THE REQUEST: Write out each record again exactly as it stands.

═══

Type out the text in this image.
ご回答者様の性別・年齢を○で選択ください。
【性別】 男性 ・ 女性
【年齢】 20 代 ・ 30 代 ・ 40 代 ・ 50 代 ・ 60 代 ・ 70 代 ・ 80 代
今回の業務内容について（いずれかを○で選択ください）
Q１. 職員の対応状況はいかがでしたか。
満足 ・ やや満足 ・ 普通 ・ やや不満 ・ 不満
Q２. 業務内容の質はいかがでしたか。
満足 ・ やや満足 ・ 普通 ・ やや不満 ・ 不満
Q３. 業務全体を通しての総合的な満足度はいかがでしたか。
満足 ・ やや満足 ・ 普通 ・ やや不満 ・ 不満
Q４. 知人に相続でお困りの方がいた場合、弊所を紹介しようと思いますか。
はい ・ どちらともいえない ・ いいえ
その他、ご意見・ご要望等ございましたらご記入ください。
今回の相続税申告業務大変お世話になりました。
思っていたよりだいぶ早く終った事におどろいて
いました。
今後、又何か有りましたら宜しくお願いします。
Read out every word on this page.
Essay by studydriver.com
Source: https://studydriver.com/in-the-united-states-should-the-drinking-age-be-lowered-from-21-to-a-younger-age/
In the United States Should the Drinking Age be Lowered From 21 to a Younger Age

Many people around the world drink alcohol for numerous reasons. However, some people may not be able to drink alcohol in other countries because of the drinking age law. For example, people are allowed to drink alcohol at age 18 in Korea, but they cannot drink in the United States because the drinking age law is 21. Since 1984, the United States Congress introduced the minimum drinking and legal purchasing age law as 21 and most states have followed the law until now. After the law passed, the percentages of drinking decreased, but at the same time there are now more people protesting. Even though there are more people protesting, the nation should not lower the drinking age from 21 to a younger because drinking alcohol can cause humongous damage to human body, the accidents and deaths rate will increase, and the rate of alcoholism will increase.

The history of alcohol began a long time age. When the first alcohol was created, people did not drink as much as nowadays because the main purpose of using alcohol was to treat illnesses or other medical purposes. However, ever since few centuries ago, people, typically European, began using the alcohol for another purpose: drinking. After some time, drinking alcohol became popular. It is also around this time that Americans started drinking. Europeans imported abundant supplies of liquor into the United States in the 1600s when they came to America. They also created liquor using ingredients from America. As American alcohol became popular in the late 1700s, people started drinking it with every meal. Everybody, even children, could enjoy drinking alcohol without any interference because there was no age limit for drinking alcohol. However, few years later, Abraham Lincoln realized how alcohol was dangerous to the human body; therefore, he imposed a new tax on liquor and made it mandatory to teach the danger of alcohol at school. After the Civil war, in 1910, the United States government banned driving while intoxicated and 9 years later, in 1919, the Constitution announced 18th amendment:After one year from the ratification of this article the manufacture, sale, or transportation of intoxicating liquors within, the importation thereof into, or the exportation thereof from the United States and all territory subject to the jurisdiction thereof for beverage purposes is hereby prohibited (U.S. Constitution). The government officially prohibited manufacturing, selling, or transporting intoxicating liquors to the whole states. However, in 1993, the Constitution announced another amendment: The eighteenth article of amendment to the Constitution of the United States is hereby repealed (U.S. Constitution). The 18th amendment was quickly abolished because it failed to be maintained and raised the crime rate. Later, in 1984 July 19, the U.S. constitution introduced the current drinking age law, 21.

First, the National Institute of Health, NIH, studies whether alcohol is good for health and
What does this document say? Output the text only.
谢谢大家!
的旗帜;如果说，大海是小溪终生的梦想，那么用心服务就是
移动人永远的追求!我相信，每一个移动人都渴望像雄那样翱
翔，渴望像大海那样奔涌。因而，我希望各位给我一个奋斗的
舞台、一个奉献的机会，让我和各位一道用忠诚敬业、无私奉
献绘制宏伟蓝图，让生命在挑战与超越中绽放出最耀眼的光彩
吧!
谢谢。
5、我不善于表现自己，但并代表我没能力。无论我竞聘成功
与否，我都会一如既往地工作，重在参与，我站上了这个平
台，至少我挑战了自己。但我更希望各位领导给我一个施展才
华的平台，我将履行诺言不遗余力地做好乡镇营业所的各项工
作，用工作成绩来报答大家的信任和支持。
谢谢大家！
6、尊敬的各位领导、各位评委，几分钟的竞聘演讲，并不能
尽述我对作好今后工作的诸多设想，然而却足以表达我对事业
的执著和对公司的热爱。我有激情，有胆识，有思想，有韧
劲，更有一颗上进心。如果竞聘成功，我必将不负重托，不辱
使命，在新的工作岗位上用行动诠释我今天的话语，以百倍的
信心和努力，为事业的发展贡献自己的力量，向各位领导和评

═══

SOLUTION:
Type out the text in this image.
ご回答者様の性別・年齢を○で選択ください。
【性別】 男性 ・ 女性
【年齢】 20 代 ・ 30 代 ・ 40 代 ・ 50 代 ・ 60 代 ・ 70 代 ・ 80 代
今回の業務内容について（いずれかを○で選択ください）
Q１. 職員の対応状況はいかがでしたか。
満足 ・ やや満足 ・ 普通 ・ やや不満 ・ 不満
Q２. 業務内容の質はいかがでしたか。
満足 ・ やや満足 ・ 普通 ・ やや不満 ・ 不満
Q３. 業務全体を通しての総合的な満足度はいかがでしたか。
満足 ・ やや満足 ・ 普通 ・ やや不満 ・ 不満
Q４. 知人に相続でお困りの方がいた場合、弊所を紹介しようと思いますか。
はい ・ どちらともいえない ・ いいえ
その他、ご意見・ご要望等ございましたらご記入ください。
今回の相続税申告業務大変お世話になりました。
思っていたよりだいぶ早く終った事におどろいて
いました。
今後、又何か有りましたら宜しくお願いします。
Read out every word on this page.
Essay by studydriver.com
Source: https://studydriver.com/in-the-united-states-should-the-drinking-age-be-lowered-from-21-to-a-younger-age/
In the United States Should the Drinking Age be Lowered From 21 to a Younger Age

Many people around the world drink alcohol for numerous reasons. However, some people may not be able to drink alcohol in other countries because of the drinking age law. For example, people are allowed to drink alcohol at age 18 in Korea, but they cannot drink in the United States because the drinking age law is 21. Since 1984, the United States Congress introduced the minimum drinking and legal purchasing age law as 21 and most states have followed the law until now. After the law passed, the percentages of drinking decreased, but at the same time there are now more people protesting. Even though there are more people protesting, the nation should not lower the drinking age from 21 to a younger because drinking alcohol can cause humongous damage to human body, the accidents and deaths rate will increase, and the rate of alcoholism will increase.

The history of alcohol began a long time age. When the first alcohol was created, people did not drink as much as nowadays because the main purpose of using alcohol was to treat illnesses or other medical purposes. However, ever since few centuries ago, people, typically European, began using the alcohol for another purpose: drinking. After some time, drinking alcohol became popular. It is also around this time that Americans started drinking. Europeans imported abundant supplies of liquor into the United States in the 1600s when they came to America. They also created liquor using ingredients from America. As American alcohol became popular in the late 1700s, people started drinking it with every meal. Everybody, even children, could enjoy drinking alcohol without any interference because there was no age limit for drinking alcohol. However, few years later, Abraham Lincoln realized how alcohol was dangerous to the human body; therefore, he imposed a new tax on liquor and made it mandatory to teach the danger of alcohol at school. After the Civil war, in 1910, the United States government banned driving while intoxicated and 9 years later, in 1919, the Constitution announced 18th amendment:After one year from the ratification of this article the manufacture, sale, or transportation of intoxicating liquors within, the importation thereof into, or the exportation thereof from the United States and all territory subject to the jurisdiction thereof for beverage purposes is hereby prohibited (U.S. Constitution). The government officially prohibited manufacturing, selling, or transporting intoxicating liquors to the whole states. However, in 1993, the Constitution announced another amendment: The eighteenth article of amendment to the Constitution of the United States is hereby repealed (U.S. Constitution). The 18th amendment was quickly abolished because it failed to be maintained and raised the crime rate. Later, in 1984 July 19, the U.S. constitution introduced the current drinking age law, 21.

First, the National Institute of Health, NIH, studies whether alcohol is good for health and
What does this document say? Output the text only.
谢谢大家!
的旗帜;如果说，大海是小溪终生的梦想，那么用心服务就是
移动人永远的追求!我相信，每一个移动人都渴望像雄那样翱
翔，渴望像大海那样奔涌。因而，我希望各位给我一个奋斗的
舞台、一个奉献的机会，让我和各位一道用忠诚敬业、无私奉
献绘制宏伟蓝图，让生命在挑战与超越中绽放出最耀眼的光彩
吧!
谢谢。
5、我不善于表现自己，但并代表我没能力。无论我竞聘成功
与否，我都会一如既往地工作，重在参与，我站上了这个平
台，至少我挑战了自己。但我更希望各位领导给我一个施展才
华的平台，我将履行诺言不遗余力地做好乡镇营业所的各项工
作，用工作成绩来报答大家的信任和支持。
谢谢大家！
6、尊敬的各位领导、各位评委，几分钟的竞聘演讲，并不能
尽述我对作好今后工作的诸多设想，然而却足以表达我对事业
的执著和对公司的热爱。我有激情，有胆识，有思想，有韧
劲，更有一颗上进心。如果竞聘成功，我必将不负重托，不辱
使命，在新的工作岗位上用行动诠释我今天的话语，以百倍的
信心和努力，为事业的发展贡献自己的力量，向各位领导和评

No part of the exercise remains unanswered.